> _EXTRACTED RECORDS_:
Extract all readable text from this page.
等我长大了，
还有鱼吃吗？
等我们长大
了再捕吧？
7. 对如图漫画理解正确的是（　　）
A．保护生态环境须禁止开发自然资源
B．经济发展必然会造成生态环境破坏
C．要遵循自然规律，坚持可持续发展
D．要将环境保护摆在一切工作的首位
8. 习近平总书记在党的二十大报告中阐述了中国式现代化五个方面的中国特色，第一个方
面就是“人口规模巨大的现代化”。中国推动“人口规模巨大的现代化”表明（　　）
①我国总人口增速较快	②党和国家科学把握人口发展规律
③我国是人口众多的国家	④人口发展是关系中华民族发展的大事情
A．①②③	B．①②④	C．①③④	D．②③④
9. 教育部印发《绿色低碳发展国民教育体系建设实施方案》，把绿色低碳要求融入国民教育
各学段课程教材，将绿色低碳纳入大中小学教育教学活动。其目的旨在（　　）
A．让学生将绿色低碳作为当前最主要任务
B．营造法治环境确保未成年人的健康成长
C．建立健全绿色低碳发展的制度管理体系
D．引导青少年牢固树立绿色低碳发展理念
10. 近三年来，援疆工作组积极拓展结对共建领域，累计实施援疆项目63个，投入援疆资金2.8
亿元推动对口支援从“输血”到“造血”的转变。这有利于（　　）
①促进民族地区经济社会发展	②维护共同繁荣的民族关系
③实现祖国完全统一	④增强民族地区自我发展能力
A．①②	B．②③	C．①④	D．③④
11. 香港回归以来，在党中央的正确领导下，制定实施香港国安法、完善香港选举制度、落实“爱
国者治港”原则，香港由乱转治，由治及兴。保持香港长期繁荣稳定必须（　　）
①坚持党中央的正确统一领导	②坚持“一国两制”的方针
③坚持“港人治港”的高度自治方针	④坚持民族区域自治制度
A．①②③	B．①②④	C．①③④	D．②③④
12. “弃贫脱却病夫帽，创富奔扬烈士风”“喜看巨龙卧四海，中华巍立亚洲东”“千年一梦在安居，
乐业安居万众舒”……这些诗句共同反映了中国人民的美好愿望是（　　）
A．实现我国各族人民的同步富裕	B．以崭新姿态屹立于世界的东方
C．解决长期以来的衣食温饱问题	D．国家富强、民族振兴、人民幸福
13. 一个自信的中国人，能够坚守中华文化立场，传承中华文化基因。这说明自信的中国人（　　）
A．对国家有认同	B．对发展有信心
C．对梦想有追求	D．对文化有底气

> _EXERCISE DIRECTIONS_: Produce a verbatim transcription of the entries above.

> _WORKED ANSWER_:
Extract all readable text from this page.
等我长大了，
还有鱼吃吗？
等我们长大
了再捕吧？
7. 对如图漫画理解正确的是（　　）
A．保护生态环境须禁止开发自然资源
B．经济发展必然会造成生态环境破坏
C．要遵循自然规律，坚持可持续发展
D．要将环境保护摆在一切工作的首位
8. 习近平总书记在党的二十大报告中阐述了中国式现代化五个方面的中国特色，第一个方
面就是“人口规模巨大的现代化”。中国推动“人口规模巨大的现代化”表明（　　）
①我国总人口增速较快	②党和国家科学把握人口发展规律
③我国是人口众多的国家	④人口发展是关系中华民族发展的大事情
A．①②③	B．①②④	C．①③④	D．②③④
9. 教育部印发《绿色低碳发展国民教育体系建设实施方案》，把绿色低碳要求融入国民教育
各学段课程教材，将绿色低碳纳入大中小学教育教学活动。其目的旨在（　　）
A．让学生将绿色低碳作为当前最主要任务
B．营造法治环境确保未成年人的健康成长
C．建立健全绿色低碳发展的制度管理体系
D．引导青少年牢固树立绿色低碳发展理念
10. 近三年来，援疆工作组积极拓展结对共建领域，累计实施援疆项目63个，投入援疆资金2.8
亿元推动对口支援从“输血”到“造血”的转变。这有利于（　　）
①促进民族地区经济社会发展	②维护共同繁荣的民族关系
③实现祖国完全统一	④增强民族地区自我发展能力
A．①②	B．②③	C．①④	D．③④
11. 香港回归以来，在党中央的正确领导下，制定实施香港国安法、完善香港选举制度、落实“爱
国者治港”原则，香港由乱转治，由治及兴。保持香港长期繁荣稳定必须（　　）
①坚持党中央的正确统一领导	②坚持“一国两制”的方针
③坚持“港人治港”的高度自治方针	④坚持民族区域自治制度
A．①②③	B．①②④	C．①③④	D．②③④
12. “弃贫脱却病夫帽，创富奔扬烈士风”“喜看巨龙卧四海，中华巍立亚洲东”“千年一梦在安居，
乐业安居万众舒”……这些诗句共同反映了中国人民的美好愿望是（　　）
A．实现我国各族人民的同步富裕	B．以崭新姿态屹立于世界的东方
C．解决长期以来的衣食温饱问题	D．国家富强、民族振兴、人民幸福
13. 一个自信的中国人，能够坚守中华文化立场，传承中华文化基因。这说明自信的中国人（　　）
A．对国家有认同	B．对发展有信心
C．对梦想有追求	D．对文化有底气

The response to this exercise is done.